━━ SUPPLIED DATA

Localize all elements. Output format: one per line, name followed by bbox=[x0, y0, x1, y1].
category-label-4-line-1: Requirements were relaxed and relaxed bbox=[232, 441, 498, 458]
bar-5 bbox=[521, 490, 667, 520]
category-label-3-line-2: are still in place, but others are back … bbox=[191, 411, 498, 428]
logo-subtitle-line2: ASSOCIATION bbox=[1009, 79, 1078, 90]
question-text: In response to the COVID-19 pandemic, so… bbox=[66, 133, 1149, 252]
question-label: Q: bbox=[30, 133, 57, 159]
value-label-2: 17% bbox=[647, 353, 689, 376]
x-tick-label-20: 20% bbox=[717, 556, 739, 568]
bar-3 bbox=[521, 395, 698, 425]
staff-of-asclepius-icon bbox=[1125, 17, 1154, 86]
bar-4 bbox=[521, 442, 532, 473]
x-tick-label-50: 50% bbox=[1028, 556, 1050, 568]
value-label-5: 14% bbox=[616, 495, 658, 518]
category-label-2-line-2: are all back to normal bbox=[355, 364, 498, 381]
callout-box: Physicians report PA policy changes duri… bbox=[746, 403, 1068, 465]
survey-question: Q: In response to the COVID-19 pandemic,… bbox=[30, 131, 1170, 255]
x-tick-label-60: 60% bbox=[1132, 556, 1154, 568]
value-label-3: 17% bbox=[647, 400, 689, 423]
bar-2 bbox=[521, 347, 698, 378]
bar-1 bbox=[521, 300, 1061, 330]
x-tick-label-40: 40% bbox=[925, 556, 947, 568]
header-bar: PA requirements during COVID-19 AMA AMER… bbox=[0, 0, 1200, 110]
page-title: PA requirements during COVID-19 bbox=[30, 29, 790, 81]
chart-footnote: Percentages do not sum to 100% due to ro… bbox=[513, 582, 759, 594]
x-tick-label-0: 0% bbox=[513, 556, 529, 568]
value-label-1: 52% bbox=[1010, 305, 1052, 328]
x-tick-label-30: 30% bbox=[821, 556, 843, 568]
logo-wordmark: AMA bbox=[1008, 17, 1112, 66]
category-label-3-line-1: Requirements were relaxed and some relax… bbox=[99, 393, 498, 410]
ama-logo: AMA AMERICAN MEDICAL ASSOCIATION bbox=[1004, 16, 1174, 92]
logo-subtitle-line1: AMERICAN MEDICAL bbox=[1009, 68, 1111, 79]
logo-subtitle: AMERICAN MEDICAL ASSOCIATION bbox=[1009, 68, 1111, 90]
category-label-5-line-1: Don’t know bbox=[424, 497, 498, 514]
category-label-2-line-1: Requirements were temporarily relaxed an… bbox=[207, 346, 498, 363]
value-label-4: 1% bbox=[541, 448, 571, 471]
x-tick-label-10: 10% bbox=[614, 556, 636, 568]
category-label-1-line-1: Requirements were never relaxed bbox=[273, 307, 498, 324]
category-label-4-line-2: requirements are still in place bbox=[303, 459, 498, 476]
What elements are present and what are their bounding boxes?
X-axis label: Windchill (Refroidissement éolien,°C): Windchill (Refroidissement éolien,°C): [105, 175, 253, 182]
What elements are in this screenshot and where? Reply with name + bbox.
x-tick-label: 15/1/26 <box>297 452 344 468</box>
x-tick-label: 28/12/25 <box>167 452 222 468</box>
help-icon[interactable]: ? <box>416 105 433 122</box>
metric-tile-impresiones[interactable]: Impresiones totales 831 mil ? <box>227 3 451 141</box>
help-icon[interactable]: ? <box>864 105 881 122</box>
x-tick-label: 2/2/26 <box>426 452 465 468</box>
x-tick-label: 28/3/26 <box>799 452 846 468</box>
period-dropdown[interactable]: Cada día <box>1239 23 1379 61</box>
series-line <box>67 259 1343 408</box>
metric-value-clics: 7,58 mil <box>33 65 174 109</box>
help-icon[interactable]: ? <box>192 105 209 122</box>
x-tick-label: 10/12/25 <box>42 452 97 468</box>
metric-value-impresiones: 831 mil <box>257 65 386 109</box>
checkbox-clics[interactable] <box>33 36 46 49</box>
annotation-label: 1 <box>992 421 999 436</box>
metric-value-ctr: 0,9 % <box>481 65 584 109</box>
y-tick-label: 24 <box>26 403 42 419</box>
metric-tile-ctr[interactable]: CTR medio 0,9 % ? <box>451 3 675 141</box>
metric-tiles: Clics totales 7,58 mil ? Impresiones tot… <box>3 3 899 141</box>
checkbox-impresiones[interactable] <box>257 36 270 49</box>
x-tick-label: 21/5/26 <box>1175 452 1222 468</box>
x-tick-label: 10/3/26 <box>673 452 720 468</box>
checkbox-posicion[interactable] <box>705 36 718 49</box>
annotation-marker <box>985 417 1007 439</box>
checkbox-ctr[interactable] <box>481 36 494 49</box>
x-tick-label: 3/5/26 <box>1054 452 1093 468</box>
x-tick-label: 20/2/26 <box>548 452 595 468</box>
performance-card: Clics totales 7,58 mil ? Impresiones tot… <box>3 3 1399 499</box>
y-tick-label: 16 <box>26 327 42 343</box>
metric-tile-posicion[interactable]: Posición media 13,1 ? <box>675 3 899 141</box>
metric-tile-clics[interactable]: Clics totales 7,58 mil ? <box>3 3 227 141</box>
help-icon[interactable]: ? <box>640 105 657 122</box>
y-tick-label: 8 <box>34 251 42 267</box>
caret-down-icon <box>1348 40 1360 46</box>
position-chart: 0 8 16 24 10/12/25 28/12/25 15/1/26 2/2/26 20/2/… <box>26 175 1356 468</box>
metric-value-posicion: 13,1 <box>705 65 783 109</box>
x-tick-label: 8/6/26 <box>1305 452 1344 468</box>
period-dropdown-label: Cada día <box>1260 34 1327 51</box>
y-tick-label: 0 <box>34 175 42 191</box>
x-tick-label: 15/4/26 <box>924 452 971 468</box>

━━━━

> **WHAT IS EXPECTED**:
Rewrite the material so that every occurrence of "relaxed" reads "eased", leaving all other text unchanged.

> **ANSWER TO THE TASK**:
Localize all elements. Output format: one per line, name followed by bbox=[x0, y0, x1, y1].
category-label-4-line-1: Requirements were eased and eased bbox=[232, 441, 498, 458]
bar-5 bbox=[521, 490, 667, 520]
category-label-3-line-2: are still in place, but others are back … bbox=[191, 411, 498, 428]
logo-subtitle-line2: ASSOCIATION bbox=[1009, 79, 1078, 90]
question-text: In response to the COVID-19 pandemic, so… bbox=[66, 133, 1149, 252]
question-label: Q: bbox=[30, 133, 57, 159]
value-label-2: 17% bbox=[647, 353, 689, 376]
x-tick-label-20: 20% bbox=[717, 556, 739, 568]
bar-3 bbox=[521, 395, 698, 425]
staff-of-asclepius-icon bbox=[1125, 17, 1154, 86]
bar-4 bbox=[521, 442, 532, 473]
x-tick-label-50: 50% bbox=[1028, 556, 1050, 568]
value-label-5: 14% bbox=[616, 495, 658, 518]
category-label-2-line-2: are all back to normal bbox=[355, 364, 498, 381]
callout-box: Physicians report PA policy changes duri… bbox=[746, 403, 1068, 465]
survey-question: Q: In response to the COVID-19 pandemic,… bbox=[30, 131, 1170, 255]
x-tick-label-60: 60% bbox=[1132, 556, 1154, 568]
value-label-3: 17% bbox=[647, 400, 689, 423]
bar-2 bbox=[521, 347, 698, 378]
bar-1 bbox=[521, 300, 1061, 330]
x-tick-label-40: 40% bbox=[925, 556, 947, 568]
header-bar: PA requirements during COVID-19 AMA AMER… bbox=[0, 0, 1200, 110]
page-title: PA requirements during COVID-19 bbox=[30, 29, 790, 81]
chart-footnote: Percentages do not sum to 100% due to ro… bbox=[513, 582, 759, 594]
x-tick-label-0: 0% bbox=[513, 556, 529, 568]
value-label-1: 52% bbox=[1010, 305, 1052, 328]
x-tick-label-30: 30% bbox=[821, 556, 843, 568]
logo-wordmark: AMA bbox=[1008, 17, 1112, 66]
category-label-3-line-1: Requirements were eased and some relax… bbox=[99, 393, 498, 410]
ama-logo: AMA AMERICAN MEDICAL ASSOCIATION bbox=[1004, 16, 1174, 92]
logo-subtitle-line1: AMERICAN MEDICAL bbox=[1009, 68, 1111, 79]
logo-subtitle: AMERICAN MEDICAL ASSOCIATION bbox=[1009, 68, 1111, 90]
category-label-5-line-1: Don’t know bbox=[424, 497, 498, 514]
category-label-2-line-1: Requirements were temporarily eased an… bbox=[207, 346, 498, 363]
value-label-4: 1% bbox=[541, 448, 571, 471]
x-tick-label-10: 10% bbox=[614, 556, 636, 568]
category-label-1-line-1: Requirements were never eased bbox=[273, 307, 498, 324]
category-label-4-line-2: requirements are still in place bbox=[303, 459, 498, 476]
What elements are present and what are their bounding boxes?
X-axis label: Windchill (Refroidissement éolien,°C): Windchill (Refroidissement éolien,°C): [105, 175, 253, 182]
What elements are in this screenshot and where? Reply with name + bbox.
x-tick-label: 15/1/26 <box>297 452 344 468</box>
x-tick-label: 28/12/25 <box>167 452 222 468</box>
help-icon[interactable]: ? <box>416 105 433 122</box>
metric-tile-impresiones[interactable]: Impresiones totales 831 mil ? <box>227 3 451 141</box>
help-icon[interactable]: ? <box>864 105 881 122</box>
x-tick-label: 2/2/26 <box>426 452 465 468</box>
x-tick-label: 28/3/26 <box>799 452 846 468</box>
period-dropdown[interactable]: Cada día <box>1239 23 1379 61</box>
series-line <box>67 259 1343 408</box>
metric-value-clics: 7,58 mil <box>33 65 174 109</box>
help-icon[interactable]: ? <box>192 105 209 122</box>
x-tick-label: 10/12/25 <box>42 452 97 468</box>
metric-value-impresiones: 831 mil <box>257 65 386 109</box>
checkbox-clics[interactable] <box>33 36 46 49</box>
annotation-label: 1 <box>992 421 999 436</box>
metric-value-ctr: 0,9 % <box>481 65 584 109</box>
y-tick-label: 24 <box>26 403 42 419</box>
metric-tile-ctr[interactable]: CTR medio 0,9 % ? <box>451 3 675 141</box>
metric-tiles: Clics totales 7,58 mil ? Impresiones tot… <box>3 3 899 141</box>
checkbox-impresiones[interactable] <box>257 36 270 49</box>
x-tick-label: 21/5/26 <box>1175 452 1222 468</box>
x-tick-label: 10/3/26 <box>673 452 720 468</box>
checkbox-posicion[interactable] <box>705 36 718 49</box>
annotation-marker <box>985 417 1007 439</box>
checkbox-ctr[interactable] <box>481 36 494 49</box>
x-tick-label: 3/5/26 <box>1054 452 1093 468</box>
x-tick-label: 20/2/26 <box>548 452 595 468</box>
performance-card: Clics totales 7,58 mil ? Impresiones tot… <box>3 3 1399 499</box>
y-tick-label: 16 <box>26 327 42 343</box>
metric-tile-posicion[interactable]: Posición media 13,1 ? <box>675 3 899 141</box>
metric-tile-clics[interactable]: Clics totales 7,58 mil ? <box>3 3 227 141</box>
help-icon[interactable]: ? <box>640 105 657 122</box>
y-tick-label: 8 <box>34 251 42 267</box>
caret-down-icon <box>1348 40 1360 46</box>
position-chart: 0 8 16 24 10/12/25 28/12/25 15/1/26 2/2/26 20/2/… <box>26 175 1356 468</box>
metric-value-posicion: 13,1 <box>705 65 783 109</box>
x-tick-label: 8/6/26 <box>1305 452 1344 468</box>
period-dropdown-label: Cada día <box>1260 34 1327 51</box>
y-tick-label: 0 <box>34 175 42 191</box>
x-tick-label: 15/4/26 <box>924 452 971 468</box>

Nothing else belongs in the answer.